- _RECORDS FOR THE TASK_:

═══

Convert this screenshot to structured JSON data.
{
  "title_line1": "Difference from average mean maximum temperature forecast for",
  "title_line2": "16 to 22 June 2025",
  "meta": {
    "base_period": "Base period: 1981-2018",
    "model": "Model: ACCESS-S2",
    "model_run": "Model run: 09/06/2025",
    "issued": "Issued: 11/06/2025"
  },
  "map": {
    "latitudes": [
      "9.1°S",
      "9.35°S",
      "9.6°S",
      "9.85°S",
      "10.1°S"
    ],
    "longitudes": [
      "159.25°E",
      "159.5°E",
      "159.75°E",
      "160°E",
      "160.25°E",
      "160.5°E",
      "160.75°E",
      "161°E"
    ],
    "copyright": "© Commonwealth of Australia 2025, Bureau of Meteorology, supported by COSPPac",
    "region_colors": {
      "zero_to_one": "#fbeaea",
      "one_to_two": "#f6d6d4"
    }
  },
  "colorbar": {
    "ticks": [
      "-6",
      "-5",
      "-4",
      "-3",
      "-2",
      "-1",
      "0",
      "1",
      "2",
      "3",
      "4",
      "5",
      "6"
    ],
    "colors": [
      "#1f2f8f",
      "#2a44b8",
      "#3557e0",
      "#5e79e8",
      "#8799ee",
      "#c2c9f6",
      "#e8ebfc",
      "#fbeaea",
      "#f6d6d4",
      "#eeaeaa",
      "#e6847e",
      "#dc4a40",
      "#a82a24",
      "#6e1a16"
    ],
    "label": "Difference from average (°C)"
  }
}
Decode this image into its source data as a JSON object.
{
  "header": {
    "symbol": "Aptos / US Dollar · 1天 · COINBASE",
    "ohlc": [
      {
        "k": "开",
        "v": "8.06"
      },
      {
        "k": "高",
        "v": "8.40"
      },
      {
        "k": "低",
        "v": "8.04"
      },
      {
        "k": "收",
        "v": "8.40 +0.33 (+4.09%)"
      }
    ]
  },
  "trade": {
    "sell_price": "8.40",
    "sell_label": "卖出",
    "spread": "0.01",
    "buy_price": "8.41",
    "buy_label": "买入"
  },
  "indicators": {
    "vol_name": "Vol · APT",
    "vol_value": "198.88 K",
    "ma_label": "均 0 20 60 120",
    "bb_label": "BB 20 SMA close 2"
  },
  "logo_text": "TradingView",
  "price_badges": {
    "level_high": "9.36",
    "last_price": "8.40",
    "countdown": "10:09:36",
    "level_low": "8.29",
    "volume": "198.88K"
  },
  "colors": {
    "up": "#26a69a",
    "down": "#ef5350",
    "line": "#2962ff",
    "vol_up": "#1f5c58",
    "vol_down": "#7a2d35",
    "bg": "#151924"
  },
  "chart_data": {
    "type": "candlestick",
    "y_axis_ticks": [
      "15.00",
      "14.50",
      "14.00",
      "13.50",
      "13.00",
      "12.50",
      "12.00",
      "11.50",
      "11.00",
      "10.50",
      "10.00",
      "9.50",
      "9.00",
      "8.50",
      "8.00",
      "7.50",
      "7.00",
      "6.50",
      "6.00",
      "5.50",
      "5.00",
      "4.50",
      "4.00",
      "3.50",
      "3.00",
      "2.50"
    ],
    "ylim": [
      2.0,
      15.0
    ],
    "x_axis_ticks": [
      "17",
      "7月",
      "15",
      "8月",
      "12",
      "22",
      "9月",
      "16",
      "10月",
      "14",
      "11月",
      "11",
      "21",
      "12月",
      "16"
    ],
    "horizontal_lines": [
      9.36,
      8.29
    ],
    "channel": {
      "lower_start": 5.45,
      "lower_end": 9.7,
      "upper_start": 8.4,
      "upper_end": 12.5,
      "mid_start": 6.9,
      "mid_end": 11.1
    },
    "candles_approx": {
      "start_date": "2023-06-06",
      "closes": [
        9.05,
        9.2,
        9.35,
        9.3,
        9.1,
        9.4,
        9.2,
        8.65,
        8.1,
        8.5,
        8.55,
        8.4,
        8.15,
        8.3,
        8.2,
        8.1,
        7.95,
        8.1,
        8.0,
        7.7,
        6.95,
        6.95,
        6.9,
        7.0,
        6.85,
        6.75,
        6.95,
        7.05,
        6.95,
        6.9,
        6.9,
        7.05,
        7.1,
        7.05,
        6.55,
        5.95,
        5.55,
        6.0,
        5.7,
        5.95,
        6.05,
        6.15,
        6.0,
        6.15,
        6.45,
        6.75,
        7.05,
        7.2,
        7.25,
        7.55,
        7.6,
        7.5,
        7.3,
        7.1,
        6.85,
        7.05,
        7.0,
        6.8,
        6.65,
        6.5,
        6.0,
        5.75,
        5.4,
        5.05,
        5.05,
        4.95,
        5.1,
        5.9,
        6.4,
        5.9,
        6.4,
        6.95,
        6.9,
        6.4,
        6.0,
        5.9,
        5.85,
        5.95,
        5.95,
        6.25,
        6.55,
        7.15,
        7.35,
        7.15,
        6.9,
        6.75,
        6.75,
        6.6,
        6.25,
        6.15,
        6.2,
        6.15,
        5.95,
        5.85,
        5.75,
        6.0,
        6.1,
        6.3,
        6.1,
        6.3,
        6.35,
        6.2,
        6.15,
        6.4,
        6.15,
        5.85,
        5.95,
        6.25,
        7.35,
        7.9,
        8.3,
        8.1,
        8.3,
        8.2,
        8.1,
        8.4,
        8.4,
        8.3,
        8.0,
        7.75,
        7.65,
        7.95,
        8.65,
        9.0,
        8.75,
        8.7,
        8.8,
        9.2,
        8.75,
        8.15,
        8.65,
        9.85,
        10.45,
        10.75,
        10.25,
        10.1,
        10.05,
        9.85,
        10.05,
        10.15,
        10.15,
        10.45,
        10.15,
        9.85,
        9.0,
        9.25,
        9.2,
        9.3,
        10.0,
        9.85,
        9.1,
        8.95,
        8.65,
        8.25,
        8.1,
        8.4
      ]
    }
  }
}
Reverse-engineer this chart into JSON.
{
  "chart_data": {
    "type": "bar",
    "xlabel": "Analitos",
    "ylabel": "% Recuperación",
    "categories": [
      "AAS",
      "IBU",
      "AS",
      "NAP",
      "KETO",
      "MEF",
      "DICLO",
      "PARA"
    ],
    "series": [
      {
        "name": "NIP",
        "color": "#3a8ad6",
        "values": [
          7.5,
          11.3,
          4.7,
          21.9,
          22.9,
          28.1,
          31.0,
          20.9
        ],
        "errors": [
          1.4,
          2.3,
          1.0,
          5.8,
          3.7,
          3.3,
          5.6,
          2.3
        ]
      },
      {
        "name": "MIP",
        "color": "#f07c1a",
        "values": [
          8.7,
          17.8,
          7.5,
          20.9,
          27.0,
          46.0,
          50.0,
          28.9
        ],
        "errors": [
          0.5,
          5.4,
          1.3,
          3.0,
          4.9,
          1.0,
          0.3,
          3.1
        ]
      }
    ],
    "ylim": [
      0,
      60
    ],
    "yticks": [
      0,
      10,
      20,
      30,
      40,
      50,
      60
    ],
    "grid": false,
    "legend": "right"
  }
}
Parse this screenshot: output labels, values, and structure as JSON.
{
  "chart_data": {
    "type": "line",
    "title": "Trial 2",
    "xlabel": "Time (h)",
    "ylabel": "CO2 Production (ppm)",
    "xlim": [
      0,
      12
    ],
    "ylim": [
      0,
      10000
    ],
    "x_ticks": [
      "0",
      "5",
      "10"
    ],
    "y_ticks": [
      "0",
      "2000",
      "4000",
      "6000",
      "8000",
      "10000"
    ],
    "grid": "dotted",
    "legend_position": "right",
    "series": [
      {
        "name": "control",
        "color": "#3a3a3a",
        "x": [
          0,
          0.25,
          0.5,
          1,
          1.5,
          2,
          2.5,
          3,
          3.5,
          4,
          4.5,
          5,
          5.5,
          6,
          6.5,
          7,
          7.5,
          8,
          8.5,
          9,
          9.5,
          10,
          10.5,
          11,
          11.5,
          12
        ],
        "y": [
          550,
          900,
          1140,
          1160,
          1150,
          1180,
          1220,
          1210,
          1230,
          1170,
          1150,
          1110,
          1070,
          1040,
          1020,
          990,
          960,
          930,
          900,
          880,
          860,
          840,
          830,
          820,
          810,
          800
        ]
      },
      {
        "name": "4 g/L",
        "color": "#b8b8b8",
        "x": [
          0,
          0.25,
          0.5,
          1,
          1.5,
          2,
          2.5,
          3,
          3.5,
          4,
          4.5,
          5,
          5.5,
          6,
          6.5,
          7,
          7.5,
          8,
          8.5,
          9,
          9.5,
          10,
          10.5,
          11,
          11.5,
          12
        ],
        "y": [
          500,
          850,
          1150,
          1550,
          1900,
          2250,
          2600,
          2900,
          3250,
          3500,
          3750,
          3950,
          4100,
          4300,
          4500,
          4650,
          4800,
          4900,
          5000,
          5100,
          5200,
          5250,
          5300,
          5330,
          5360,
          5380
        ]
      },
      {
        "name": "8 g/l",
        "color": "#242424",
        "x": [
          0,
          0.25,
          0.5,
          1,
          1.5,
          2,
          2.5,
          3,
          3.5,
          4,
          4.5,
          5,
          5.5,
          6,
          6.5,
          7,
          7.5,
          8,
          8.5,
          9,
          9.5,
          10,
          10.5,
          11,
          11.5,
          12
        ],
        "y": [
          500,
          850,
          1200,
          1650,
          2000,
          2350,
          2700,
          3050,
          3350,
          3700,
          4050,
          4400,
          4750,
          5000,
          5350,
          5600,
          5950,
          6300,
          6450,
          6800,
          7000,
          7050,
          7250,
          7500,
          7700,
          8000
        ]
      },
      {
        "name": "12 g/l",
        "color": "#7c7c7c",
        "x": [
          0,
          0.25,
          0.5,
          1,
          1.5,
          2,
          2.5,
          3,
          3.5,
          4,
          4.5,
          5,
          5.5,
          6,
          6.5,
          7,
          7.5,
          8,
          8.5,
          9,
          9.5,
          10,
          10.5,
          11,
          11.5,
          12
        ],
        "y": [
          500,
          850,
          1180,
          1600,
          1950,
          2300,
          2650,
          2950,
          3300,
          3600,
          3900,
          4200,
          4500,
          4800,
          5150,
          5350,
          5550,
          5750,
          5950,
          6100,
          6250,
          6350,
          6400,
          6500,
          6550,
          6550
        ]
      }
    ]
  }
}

═══

- _STATED PROBLEM_:
In the records above, locate each line with the word "average". Copy all such lines.

- _RESPONSE TO THIS TASK_:
  "title_line1": "Difference from average mean maximum temperature forecast for",
    "label": "Difference from average (°C)"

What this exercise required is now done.